Locate each line of the material that contains "text", then return it.

*DATASET RECORDS:*
===============

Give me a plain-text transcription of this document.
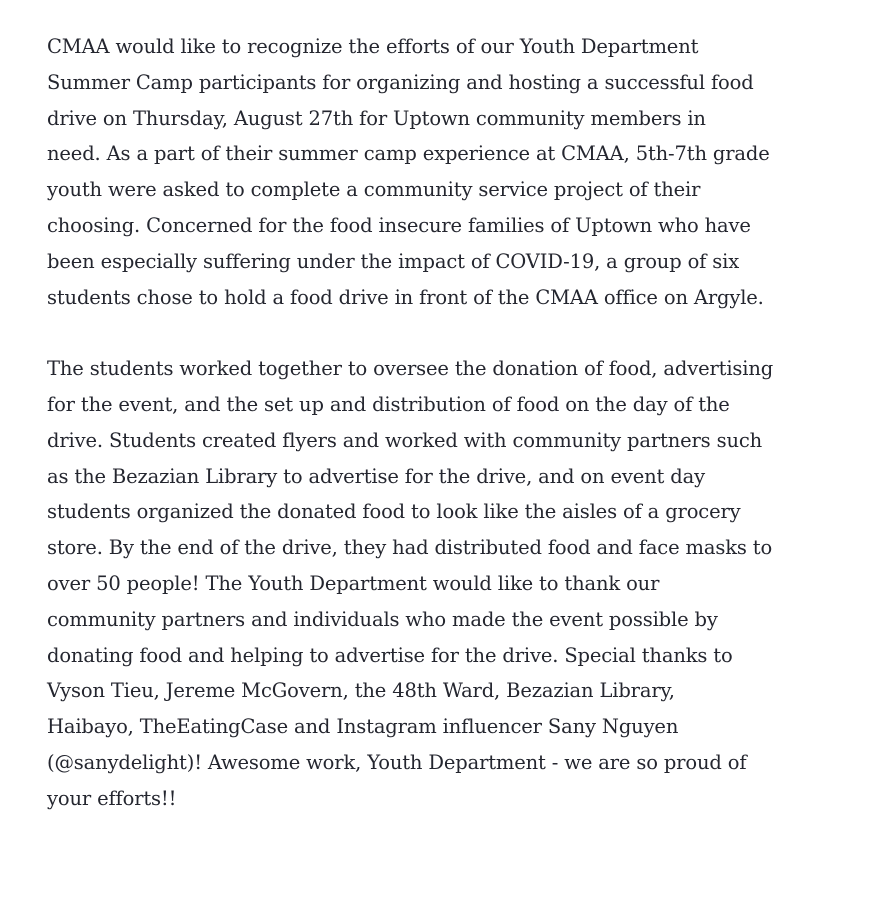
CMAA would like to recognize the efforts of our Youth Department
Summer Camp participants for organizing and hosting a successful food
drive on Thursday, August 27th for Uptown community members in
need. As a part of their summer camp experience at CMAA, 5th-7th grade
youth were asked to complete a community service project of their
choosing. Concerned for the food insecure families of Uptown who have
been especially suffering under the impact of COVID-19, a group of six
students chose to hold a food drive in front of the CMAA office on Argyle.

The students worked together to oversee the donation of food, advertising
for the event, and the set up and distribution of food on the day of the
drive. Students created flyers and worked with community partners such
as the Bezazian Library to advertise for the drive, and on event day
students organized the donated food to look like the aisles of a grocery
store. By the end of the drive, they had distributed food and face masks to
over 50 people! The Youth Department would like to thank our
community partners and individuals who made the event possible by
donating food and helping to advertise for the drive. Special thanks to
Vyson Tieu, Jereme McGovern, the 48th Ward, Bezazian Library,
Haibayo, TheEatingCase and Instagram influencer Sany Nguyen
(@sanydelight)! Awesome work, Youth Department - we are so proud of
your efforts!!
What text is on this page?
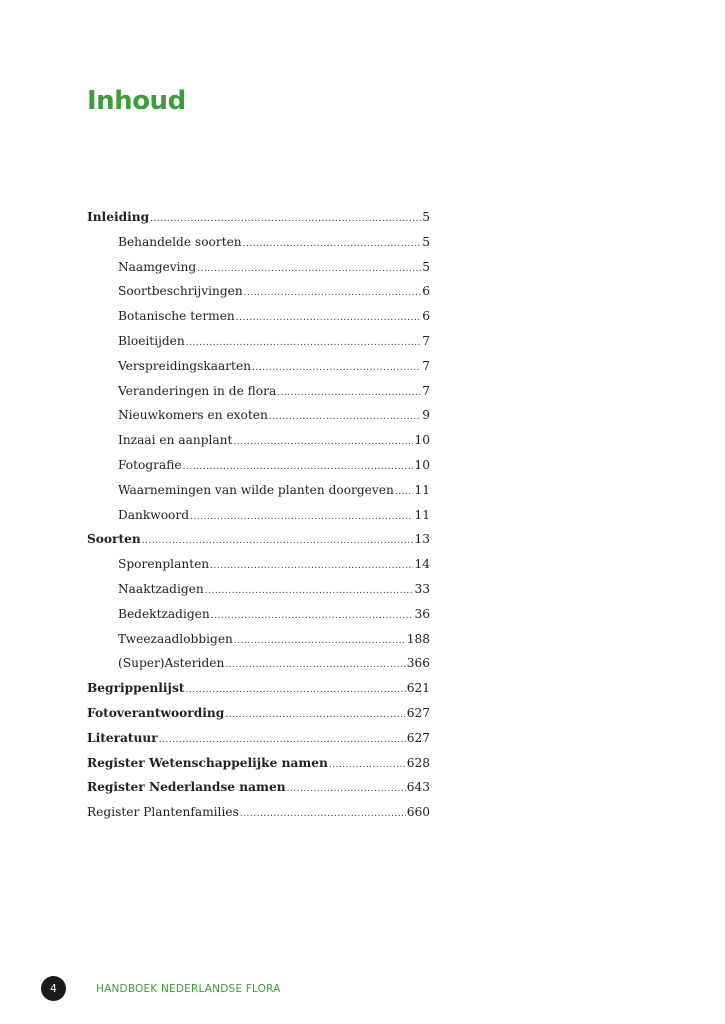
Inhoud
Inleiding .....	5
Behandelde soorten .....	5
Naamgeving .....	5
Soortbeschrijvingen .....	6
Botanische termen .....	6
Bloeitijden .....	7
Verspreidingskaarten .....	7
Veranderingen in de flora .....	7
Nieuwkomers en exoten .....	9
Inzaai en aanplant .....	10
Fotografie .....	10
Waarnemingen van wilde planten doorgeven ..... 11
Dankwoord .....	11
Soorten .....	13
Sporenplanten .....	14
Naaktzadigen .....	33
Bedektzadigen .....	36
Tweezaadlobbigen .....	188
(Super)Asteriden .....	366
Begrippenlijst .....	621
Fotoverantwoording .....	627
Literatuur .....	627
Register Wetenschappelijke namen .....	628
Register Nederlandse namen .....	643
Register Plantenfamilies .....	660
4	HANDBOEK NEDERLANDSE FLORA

===============

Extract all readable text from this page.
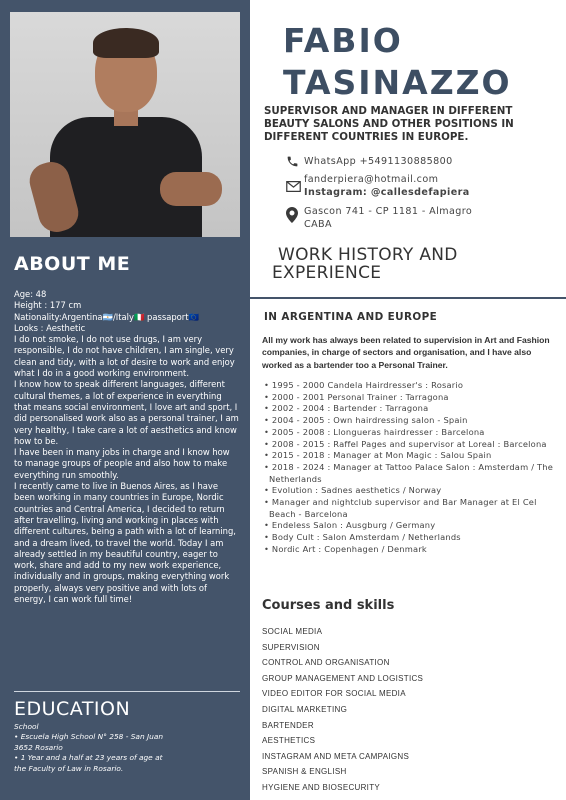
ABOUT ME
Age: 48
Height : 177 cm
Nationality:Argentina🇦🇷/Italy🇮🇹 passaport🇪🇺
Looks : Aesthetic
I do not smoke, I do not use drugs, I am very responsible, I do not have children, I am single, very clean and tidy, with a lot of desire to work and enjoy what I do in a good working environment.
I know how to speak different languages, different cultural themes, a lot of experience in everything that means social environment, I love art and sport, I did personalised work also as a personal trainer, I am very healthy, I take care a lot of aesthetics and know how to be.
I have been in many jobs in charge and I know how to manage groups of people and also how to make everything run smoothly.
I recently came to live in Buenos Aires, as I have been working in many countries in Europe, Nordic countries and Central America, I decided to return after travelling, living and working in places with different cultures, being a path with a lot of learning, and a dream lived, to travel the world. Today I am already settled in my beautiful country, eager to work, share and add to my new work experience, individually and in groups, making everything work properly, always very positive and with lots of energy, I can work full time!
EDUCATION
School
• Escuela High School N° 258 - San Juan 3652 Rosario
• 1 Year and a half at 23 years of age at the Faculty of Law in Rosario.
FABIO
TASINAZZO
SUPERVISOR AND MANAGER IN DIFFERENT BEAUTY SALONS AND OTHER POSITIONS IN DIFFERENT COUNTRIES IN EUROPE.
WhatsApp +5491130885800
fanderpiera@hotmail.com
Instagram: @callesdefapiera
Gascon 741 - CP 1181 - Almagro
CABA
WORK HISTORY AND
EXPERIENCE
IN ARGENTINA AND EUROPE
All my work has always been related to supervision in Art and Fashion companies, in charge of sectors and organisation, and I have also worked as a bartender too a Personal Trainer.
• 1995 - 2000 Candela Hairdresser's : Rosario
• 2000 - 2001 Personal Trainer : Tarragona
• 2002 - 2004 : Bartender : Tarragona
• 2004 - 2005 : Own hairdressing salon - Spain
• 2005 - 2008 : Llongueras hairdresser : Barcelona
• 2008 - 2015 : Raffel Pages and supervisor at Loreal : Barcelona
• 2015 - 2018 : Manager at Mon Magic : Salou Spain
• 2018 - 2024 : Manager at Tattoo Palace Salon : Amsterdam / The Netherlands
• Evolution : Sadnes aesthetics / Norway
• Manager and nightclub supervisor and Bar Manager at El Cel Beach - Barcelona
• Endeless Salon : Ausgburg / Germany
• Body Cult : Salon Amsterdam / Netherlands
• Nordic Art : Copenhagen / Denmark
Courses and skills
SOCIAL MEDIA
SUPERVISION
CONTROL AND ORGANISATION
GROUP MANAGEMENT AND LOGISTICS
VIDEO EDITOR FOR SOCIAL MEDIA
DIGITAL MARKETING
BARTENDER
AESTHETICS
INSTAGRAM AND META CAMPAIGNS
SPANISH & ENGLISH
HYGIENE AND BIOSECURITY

===============

*COMPLETE ANSWER:*
Give me a plain-text transcription of this document.
What text is on this page?
Extract all readable text from this page.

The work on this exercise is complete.